(Data extracted from a collection)
▶
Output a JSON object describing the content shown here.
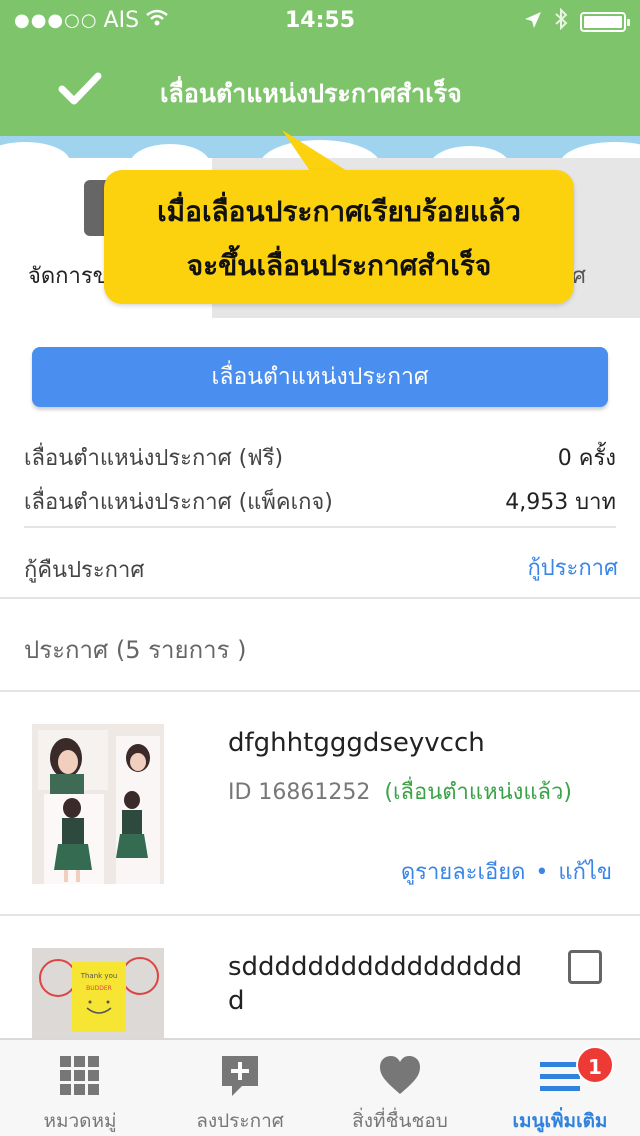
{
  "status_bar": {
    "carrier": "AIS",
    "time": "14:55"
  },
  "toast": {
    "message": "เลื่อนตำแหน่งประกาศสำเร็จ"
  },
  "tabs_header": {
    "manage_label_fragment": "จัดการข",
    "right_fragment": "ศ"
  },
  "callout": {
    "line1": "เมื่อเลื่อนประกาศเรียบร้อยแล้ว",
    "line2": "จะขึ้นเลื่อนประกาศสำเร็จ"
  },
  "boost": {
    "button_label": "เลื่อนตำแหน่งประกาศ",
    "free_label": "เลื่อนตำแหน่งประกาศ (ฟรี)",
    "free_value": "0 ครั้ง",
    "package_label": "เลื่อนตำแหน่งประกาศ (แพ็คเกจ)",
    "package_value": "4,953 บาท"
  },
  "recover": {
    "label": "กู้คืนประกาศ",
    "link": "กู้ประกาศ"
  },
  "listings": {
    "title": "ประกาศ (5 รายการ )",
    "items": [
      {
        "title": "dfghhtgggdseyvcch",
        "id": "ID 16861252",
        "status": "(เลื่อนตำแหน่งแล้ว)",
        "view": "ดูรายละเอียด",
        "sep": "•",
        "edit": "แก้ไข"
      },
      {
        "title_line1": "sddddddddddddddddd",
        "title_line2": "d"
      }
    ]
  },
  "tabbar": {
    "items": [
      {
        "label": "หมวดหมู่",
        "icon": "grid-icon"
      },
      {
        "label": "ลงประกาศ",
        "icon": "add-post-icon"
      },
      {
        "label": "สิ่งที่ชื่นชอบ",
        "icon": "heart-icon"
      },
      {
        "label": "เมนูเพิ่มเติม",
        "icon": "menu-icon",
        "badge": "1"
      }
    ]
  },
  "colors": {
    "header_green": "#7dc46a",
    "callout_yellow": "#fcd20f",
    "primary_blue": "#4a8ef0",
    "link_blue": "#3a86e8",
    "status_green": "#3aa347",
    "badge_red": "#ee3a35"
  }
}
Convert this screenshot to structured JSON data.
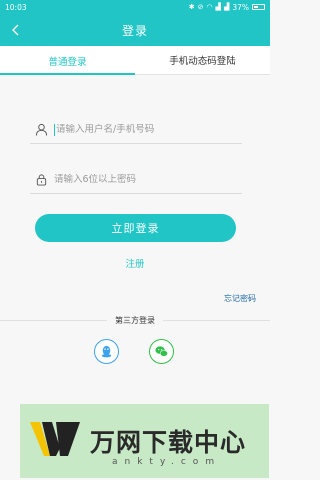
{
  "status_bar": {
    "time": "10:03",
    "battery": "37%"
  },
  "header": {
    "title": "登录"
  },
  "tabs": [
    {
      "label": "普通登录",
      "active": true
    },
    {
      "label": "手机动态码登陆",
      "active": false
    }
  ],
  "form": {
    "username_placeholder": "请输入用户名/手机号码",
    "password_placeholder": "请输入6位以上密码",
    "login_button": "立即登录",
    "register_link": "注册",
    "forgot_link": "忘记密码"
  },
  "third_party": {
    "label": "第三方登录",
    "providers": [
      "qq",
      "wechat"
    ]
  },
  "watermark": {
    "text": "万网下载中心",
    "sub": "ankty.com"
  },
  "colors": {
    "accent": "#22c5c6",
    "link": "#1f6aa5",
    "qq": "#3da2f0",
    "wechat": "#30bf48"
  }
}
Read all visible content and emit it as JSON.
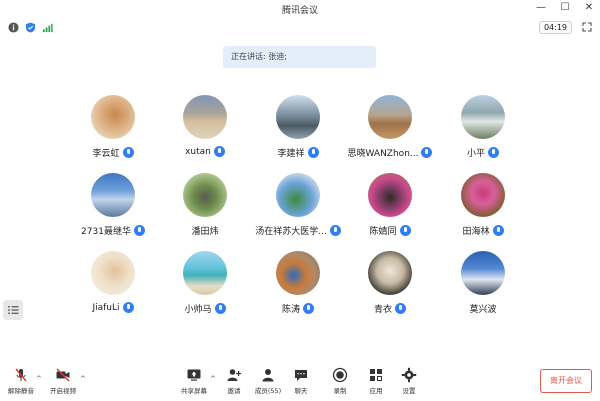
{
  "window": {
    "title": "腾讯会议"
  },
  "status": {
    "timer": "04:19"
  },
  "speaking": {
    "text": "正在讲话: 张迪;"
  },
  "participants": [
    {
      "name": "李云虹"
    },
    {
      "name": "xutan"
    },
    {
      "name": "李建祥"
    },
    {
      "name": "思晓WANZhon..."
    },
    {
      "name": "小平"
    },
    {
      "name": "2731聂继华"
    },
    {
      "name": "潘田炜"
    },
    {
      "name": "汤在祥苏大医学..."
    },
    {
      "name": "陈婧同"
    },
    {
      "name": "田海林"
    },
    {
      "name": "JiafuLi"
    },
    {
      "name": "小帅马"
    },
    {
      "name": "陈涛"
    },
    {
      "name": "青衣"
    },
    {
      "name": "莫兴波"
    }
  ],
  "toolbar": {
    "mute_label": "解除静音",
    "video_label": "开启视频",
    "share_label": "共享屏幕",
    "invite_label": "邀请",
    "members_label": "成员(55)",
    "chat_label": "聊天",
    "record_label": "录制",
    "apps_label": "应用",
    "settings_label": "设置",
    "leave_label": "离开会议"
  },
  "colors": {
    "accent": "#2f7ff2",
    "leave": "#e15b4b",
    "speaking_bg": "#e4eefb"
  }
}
◀
Direction:
Check each line above for the word "content" and give the number of lines that have it, nothing else.

Exercise response:
2